- Passage to read:
Intrada [entrada]

(from Sp. entrada).

An instrumental piece, generally for an ensemble, used to announce or accompany an entrance, to inaugurate some festive event, or to begin a suite. Intradas were also sometimes found within suites followed by a courante or a galliard, and Kirchen-Intraden served as intonations for choral pieces (e.g. those by Michael Altenburg, 1620). The term seems first to have been used in the sense of a contrapuntal entry, as in Valderrábano’s Fantasia sobre la entrada de una baxa (Silva de sirenas, 1547), but shortly afterwards it is found with the meaning of a polyphonic prelude in Venegas de Henestrosa’s Libro de cifra nueva (1557).

- What you are asked to do:
Rewrite the stretch of the intrada entry from "(from Sp. entrada)." through "cifra nueva (1557).", changing "ensemble" to "orchestra". Answer from the intrada entry alone.

- Data lines:
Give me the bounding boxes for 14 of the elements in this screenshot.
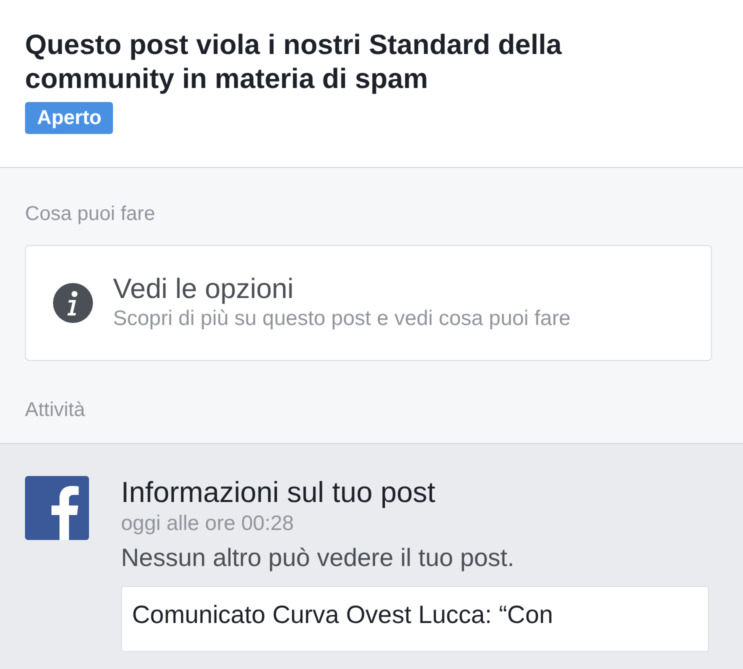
section-heading: Attività	[25, 398, 86, 423]
status-label: Aperto	[25, 102, 114, 134]
card-title: Vedi le opzioni	[113, 273, 295, 305]
facebook-logo-icon	[25, 476, 89, 540]
quoted-post-text: Comunicato Curva Ovest Lucca: “Con	[132, 601, 554, 629]
card-subtitle: Scopri di più su questo post e vedi cosa puoi fare	[113, 306, 571, 332]
section-heading: Cosa puoi fare	[25, 202, 156, 227]
options-card[interactable]: Vedi le opzioni Scopri di più su questo post e vedi cosa puoi fare	[25, 245, 712, 361]
post-title: Questo post viola i nostri Standard della community in materia di spam	[25, 28, 563, 96]
activity-item[interactable]: Informazioni sul tuo post oggi alle ore 00:28 Nessun altro può vedere il tuo post. Comunicato Curva Ovest Lucca: “Con	[0, 443, 743, 669]
activity-title: Informazioni sul tuo post	[121, 476, 436, 510]
activity-message: Nessun altro può vedere il tuo post.	[121, 543, 516, 574]
info-icon	[53, 283, 93, 323]
activity-time: oggi alle ore 00:28	[121, 511, 295, 537]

- Response for this exercise:
(from Sp. entrada).

An instrumental piece, generally for an orchestra, used to announce or accompany an entrance, to inaugurate some festive event, or to begin a suite. Intradas were also sometimes found within suites followed by a courante or a galliard, and Kirchen-Intraden served as intonations for choral pieces (e.g. those by Michael Altenburg, 1620). The term seems first to have been used in the sense of a contrapuntal entry, as in Valderrábano’s Fantasia sobre la entrada de una baxa (Silva de sirenas, 1547), but shortly afterwards it is found with the meaning of a polyphonic prelude in Venegas de Henestrosa’s Libro de cifra nueva (1557).